Written instruction
Spot every line with the word "Territory" and return it.

Input for this task
▬▬▬▬▬▬▬▬▬▬
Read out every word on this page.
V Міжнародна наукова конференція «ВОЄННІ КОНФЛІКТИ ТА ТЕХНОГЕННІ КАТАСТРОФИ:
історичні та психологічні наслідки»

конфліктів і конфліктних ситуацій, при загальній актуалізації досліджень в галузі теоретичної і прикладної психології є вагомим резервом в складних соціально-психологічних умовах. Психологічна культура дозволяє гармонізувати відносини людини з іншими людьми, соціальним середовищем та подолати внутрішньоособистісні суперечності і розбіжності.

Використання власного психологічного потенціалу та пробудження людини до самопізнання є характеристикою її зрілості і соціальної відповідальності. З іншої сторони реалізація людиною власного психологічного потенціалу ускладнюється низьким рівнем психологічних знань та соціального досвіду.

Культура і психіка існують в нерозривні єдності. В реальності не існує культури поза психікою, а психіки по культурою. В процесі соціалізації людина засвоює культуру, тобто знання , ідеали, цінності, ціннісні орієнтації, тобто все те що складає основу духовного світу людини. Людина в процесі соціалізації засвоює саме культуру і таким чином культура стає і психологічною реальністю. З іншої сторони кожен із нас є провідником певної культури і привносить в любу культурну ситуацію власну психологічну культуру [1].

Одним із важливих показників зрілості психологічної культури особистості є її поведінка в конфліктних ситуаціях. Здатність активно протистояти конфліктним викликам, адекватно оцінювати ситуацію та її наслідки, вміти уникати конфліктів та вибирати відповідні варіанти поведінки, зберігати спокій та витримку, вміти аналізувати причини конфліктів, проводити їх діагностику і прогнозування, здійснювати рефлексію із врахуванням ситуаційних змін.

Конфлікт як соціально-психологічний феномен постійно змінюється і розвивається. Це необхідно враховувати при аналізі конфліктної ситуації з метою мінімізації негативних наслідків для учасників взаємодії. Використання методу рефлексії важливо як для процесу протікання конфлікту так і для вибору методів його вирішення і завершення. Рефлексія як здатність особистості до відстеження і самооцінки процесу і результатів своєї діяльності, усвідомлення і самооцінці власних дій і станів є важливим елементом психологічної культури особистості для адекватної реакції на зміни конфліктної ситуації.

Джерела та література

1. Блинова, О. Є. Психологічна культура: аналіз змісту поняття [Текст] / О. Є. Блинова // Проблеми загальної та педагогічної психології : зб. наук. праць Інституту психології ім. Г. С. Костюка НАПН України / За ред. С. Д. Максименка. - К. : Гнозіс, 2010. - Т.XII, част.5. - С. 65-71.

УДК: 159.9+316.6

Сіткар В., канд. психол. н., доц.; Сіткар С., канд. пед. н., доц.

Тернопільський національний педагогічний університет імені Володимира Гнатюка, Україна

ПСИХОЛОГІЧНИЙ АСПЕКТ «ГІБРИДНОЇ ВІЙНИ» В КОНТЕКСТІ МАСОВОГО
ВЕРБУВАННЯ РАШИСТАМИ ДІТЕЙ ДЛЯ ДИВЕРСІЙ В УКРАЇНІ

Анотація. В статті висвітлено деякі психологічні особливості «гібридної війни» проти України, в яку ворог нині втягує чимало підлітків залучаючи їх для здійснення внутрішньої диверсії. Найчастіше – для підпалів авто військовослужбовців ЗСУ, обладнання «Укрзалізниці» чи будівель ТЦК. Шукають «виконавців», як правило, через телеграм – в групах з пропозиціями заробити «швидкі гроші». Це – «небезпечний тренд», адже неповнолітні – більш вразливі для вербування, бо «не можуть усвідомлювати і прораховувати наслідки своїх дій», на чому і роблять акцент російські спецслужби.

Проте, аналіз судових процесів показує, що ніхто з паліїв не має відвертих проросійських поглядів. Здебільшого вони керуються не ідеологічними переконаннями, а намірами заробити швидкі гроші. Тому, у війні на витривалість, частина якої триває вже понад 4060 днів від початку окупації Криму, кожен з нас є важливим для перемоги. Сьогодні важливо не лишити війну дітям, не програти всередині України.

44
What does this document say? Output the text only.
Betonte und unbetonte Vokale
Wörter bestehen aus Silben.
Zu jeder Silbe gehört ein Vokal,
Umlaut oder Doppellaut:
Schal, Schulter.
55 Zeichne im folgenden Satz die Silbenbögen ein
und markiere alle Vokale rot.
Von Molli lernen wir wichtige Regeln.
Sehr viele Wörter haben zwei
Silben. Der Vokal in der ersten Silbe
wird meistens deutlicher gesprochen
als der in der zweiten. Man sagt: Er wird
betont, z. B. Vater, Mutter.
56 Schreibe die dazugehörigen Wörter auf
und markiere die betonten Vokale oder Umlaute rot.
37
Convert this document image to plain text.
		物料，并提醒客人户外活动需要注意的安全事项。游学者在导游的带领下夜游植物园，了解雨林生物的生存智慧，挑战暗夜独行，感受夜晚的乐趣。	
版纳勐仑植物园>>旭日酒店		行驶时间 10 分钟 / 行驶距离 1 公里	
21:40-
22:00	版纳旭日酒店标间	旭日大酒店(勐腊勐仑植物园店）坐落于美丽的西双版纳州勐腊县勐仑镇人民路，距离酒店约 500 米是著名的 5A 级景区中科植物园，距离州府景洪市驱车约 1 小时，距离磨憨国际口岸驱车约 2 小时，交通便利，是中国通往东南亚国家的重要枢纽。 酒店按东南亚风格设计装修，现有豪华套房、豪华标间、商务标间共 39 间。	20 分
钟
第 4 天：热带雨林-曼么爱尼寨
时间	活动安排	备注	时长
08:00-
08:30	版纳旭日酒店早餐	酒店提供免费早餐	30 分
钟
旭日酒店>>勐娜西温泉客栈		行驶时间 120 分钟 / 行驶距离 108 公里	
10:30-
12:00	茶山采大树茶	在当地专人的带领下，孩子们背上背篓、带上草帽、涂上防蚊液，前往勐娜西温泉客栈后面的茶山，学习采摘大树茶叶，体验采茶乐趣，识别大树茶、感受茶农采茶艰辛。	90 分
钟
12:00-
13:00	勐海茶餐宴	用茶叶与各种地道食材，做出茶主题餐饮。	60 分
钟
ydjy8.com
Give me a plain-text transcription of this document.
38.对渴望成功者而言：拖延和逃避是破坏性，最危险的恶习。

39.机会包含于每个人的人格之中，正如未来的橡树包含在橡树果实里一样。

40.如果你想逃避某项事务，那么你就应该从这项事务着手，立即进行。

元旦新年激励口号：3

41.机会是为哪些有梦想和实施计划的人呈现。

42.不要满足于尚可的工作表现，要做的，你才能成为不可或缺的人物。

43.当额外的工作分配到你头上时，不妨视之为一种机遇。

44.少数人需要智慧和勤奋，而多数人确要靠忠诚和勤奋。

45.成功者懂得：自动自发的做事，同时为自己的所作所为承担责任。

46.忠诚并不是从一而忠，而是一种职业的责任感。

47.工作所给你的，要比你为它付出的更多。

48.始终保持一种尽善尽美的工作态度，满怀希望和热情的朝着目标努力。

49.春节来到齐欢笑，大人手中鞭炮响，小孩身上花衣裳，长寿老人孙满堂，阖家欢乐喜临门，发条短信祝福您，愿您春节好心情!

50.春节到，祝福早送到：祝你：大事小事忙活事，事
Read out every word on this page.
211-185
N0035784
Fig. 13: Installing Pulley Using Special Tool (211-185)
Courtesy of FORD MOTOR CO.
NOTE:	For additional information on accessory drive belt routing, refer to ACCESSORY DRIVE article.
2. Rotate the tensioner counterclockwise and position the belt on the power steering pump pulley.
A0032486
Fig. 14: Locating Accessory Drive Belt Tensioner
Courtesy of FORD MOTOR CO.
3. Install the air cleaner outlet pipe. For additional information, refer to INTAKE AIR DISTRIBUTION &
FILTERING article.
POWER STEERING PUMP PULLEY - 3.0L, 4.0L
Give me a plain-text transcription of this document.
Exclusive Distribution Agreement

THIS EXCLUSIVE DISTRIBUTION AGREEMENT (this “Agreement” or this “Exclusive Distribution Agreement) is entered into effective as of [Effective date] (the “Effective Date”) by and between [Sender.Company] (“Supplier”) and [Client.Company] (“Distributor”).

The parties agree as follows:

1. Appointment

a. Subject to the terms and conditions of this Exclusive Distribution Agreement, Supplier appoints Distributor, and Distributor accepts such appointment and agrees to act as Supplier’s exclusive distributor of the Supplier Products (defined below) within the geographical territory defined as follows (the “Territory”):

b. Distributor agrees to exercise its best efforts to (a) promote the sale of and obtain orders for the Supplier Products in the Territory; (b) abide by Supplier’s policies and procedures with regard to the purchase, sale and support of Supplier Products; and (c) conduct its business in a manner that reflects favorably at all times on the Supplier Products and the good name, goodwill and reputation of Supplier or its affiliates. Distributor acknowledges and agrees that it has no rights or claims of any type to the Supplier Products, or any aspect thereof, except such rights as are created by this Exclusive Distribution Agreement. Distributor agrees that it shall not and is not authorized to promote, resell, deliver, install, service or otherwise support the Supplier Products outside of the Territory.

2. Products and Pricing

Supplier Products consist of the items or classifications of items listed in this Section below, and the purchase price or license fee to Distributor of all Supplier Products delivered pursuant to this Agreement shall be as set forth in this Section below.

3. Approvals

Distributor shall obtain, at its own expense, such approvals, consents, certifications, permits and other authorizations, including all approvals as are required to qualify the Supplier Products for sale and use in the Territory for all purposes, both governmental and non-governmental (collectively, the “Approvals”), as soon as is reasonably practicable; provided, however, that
▬▬▬▬▬▬▬▬▬▬
Reply to the task
a. Subject to the terms and conditions of this Exclusive Distribution Agreement, Supplier appoints Distributor, and Distributor accepts such appointment and agrees to act as Supplier’s exclusive distributor of the Supplier Products (defined below) within the geographical territory defined as follows (the “Territory”):
b. Distributor agrees to exercise its best efforts to (a) promote the sale of and obtain orders for the Supplier Products in the Territory; (b) abide by Supplier’s policies and procedures with regard to the purchase, sale and support of Supplier Products; and (c) conduct its business in a manner that reflects favorably at all times on the Supplier Products and the good name, goodwill and reputation of Supplier or its affiliates. Distributor acknowledges and agrees that it has no rights or claims of any type to the Supplier Products, or any aspect thereof, except such rights as are created by this Exclusive Distribution Agreement. Distributor agrees that it shall not and is not authorized to promote, resell, deliver, install, service or otherwise support the Supplier Products outside of the Territory.
Distributor shall obtain, at its own expense, such approvals, consents, certifications, permits and other authorizations, including all approvals as are required to qualify the Supplier Products for sale and use in the Territory for all purposes, both governmental and non-governmental (collectively, the “Approvals”), as soon as is reasonably practicable; provided, however, that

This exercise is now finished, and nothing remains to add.